[Passage to read]

______________________________

10. From the above citation it’s evident that in making a decision on whether to transfer a suit or not the court has to consider the following: balance of convenience; questions of expense; interest of justice and possibilities of undue hardship.

11. The applicant’s grounds for having Tononoka Children’s Case No.E063 of 2022 transferred are; that the events leading to the filing of the suit occurred in Nyakach, Kisumu County; that all his witnesses are based in Nyakach, Kisumu County and therefore it would be a toll order for him to transport them to Mombasa. The respondent on the other hand has argued that the application is a delaying tactic and that the court has developed a hybrid system whereby matters are heard both virtually and physically thus the applicant’s witnesses don’t have to travel to Mombasa. That she is expectant and travelling to Nyando would be strenuous to her.

12. It is the Applicant who filed the suit before the subordinate court. He must have been aware that under section 15 of the Civil Procedure Act a suit ought to be filed at the place where the defendant resides or where the cause of action arose. The defendant still resides in Mombasa. The child, who is the subject of the proceedings before the Children Court, resides with the mother.

13. On the issue of expenses, it’s my view that if this matter is transferred to Nyando Law Courts, the respondent will incur expenses similar to those the applicant is presently incurring as she might then have travel to Nyakach/Nyando with her witnesses. Thus this court has to strike a balance. Further the judiciary has developed a hybrid system whereby a court can hear matters either virtually or physically. This has enabled the courts to hear and determine cases expeditiously. Thus it’s my view that with the hybrid system neither the applicant’s nor respondent’s witnesses have to travel for court’s hearing. The applicant has not complained of any likely bias against him by the Tononoka Court.

______________________________

[Data provided]
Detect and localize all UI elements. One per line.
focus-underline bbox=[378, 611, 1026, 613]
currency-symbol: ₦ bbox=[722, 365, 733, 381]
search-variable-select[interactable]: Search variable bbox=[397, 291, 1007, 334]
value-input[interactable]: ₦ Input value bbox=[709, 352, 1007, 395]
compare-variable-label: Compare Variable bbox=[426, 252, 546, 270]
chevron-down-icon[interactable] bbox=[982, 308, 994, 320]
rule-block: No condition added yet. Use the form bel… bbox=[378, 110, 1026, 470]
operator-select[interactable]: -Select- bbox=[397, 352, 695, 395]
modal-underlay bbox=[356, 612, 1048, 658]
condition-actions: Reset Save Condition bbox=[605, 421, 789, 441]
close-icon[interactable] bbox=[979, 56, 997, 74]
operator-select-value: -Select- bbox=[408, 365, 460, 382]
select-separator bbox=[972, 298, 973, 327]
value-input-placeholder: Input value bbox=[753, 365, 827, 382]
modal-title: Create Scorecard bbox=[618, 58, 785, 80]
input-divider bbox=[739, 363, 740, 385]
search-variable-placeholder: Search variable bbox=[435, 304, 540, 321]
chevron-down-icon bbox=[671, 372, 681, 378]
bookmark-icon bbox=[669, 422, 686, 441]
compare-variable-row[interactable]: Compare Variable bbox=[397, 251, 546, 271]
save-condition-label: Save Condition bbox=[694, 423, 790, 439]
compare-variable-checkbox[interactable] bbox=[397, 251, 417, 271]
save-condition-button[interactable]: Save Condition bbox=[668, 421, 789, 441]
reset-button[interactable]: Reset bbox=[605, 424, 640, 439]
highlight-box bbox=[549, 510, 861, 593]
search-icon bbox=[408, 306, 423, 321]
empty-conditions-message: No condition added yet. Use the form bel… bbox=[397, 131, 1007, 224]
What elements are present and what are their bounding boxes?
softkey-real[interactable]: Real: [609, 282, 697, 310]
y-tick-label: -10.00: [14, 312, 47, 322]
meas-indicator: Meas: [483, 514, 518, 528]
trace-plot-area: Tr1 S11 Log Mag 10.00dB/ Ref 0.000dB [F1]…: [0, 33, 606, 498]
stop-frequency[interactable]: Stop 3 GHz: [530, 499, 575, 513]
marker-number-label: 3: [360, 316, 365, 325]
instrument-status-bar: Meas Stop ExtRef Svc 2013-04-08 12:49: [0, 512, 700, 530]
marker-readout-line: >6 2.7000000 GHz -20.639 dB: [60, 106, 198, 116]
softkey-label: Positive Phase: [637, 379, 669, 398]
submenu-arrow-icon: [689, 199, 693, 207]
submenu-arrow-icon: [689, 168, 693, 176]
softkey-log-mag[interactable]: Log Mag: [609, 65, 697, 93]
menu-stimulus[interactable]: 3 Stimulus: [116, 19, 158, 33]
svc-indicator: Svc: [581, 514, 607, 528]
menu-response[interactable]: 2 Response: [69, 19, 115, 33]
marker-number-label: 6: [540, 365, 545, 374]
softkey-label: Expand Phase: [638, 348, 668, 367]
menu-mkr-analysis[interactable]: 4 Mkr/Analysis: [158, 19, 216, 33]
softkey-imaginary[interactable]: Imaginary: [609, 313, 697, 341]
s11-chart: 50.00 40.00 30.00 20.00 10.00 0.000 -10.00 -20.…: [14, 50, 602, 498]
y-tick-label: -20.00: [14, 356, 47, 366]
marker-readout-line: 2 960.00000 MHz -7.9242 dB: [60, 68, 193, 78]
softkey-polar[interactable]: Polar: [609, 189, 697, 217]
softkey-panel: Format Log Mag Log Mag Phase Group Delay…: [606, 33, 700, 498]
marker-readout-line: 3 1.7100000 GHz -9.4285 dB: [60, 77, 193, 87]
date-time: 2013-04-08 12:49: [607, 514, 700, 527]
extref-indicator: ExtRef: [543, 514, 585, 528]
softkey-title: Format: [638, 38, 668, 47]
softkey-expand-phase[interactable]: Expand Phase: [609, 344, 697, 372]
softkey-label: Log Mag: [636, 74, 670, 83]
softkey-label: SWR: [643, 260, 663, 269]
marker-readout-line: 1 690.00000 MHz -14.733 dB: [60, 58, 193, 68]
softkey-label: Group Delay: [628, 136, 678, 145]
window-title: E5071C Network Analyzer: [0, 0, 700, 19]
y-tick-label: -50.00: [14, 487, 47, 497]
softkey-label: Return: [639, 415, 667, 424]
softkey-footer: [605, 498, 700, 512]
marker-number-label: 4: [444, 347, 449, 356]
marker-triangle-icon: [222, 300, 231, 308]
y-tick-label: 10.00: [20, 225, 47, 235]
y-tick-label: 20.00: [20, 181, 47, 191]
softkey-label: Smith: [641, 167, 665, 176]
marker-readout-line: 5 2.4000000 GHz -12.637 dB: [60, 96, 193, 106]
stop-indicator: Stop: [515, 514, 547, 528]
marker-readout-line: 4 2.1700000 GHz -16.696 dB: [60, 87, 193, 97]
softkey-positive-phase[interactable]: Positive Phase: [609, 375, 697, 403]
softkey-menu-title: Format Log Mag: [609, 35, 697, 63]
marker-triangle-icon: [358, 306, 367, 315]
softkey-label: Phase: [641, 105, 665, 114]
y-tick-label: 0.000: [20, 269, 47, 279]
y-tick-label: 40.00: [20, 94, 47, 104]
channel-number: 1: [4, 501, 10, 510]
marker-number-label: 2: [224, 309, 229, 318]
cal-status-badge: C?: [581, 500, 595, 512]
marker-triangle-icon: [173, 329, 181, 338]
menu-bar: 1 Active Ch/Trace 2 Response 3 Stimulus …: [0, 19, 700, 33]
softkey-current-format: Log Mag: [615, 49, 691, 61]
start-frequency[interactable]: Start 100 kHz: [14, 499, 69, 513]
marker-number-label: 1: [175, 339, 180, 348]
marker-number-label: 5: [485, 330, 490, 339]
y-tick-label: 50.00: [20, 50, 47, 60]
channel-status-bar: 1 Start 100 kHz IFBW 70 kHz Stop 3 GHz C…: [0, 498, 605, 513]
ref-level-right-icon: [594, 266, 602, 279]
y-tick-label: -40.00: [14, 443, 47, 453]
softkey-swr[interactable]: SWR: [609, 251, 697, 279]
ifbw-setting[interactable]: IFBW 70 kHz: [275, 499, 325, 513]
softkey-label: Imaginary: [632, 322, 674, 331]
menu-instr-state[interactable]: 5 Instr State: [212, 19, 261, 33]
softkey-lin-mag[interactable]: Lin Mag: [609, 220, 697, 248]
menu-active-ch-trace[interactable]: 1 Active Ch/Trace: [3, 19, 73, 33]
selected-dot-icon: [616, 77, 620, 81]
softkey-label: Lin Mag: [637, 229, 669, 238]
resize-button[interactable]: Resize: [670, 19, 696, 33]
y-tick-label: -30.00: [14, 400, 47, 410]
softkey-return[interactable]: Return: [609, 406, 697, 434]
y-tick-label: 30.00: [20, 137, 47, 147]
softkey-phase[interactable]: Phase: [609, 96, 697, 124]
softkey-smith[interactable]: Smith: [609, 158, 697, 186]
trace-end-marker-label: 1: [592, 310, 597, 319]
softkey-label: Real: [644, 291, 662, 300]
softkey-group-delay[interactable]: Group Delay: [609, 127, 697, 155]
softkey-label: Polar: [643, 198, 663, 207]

______________________________

[What to work on]
1. Print the records from their first line through the line containing "y-tick-label: -10.00: [14, 312, 47, 322]", both included, reproducing every line without changes.
2. Carry on the court ruling on the request to transfer the children's case, starting right after its last sentence.

[Outputs in order]
1.
Detect and localize all UI elements. One per line.
focus-underline bbox=[378, 611, 1026, 613]
currency-symbol: ₦ bbox=[722, 365, 733, 381]
search-variable-select[interactable]: Search variable bbox=[397, 291, 1007, 334]
value-input[interactable]: ₦ Input value bbox=[709, 352, 1007, 395]
compare-variable-label: Compare Variable bbox=[426, 252, 546, 270]
chevron-down-icon[interactable] bbox=[982, 308, 994, 320]
rule-block: No condition added yet. Use the form bel… bbox=[378, 110, 1026, 470]
operator-select[interactable]: -Select- bbox=[397, 352, 695, 395]
modal-underlay bbox=[356, 612, 1048, 658]
condition-actions: Reset Save Condition bbox=[605, 421, 789, 441]
close-icon[interactable] bbox=[979, 56, 997, 74]
operator-select-value: -Select- bbox=[408, 365, 460, 382]
select-separator bbox=[972, 298, 973, 327]
value-input-placeholder: Input value bbox=[753, 365, 827, 382]
modal-title: Create Scorecard bbox=[618, 58, 785, 80]
input-divider bbox=[739, 363, 740, 385]
search-variable-placeholder: Search variable bbox=[435, 304, 540, 321]
chevron-down-icon bbox=[671, 372, 681, 378]
bookmark-icon bbox=[669, 422, 686, 441]
compare-variable-row[interactable]: Compare Variable bbox=[397, 251, 546, 271]
save-condition-label: Save Condition bbox=[694, 423, 790, 439]
compare-variable-checkbox[interactable] bbox=[397, 251, 417, 271]
save-condition-button[interactable]: Save Condition bbox=[668, 421, 789, 441]
reset-button[interactable]: Reset bbox=[605, 424, 640, 439]
highlight-box bbox=[549, 510, 861, 593]
search-icon bbox=[408, 306, 423, 321]
empty-conditions-message: No condition added yet. Use the form bel… bbox=[397, 131, 1007, 224]
What elements are present and what are their bounding boxes?
softkey-real[interactable]: Real: [609, 282, 697, 310]
y-tick-label: -10.00: [14, 312, 47, 322]

2.
14. Accordingly, it’s my finding that the applicant has not made out a case for the transfer of the case before the subordinate court. I am guided by case of SMM v AM [2020]eKLR where the court stated:-"… Further still, with the electronic case management directions in place, witnesses if necessary can testify virtually…The claim that it will be costly for the applicant and witnesses to travel to Mombasa, the same will be the position for the plaintiff if she were to travel to Milimani in Nairobi. Litigation is all about inevitable expenditure. In my view, the case has been pending for over one year now. Parties should fast track the hearing and have the matter concluded.”

15. The upshot of the above is that the application herein lacks merit and it’s hereby dismissed.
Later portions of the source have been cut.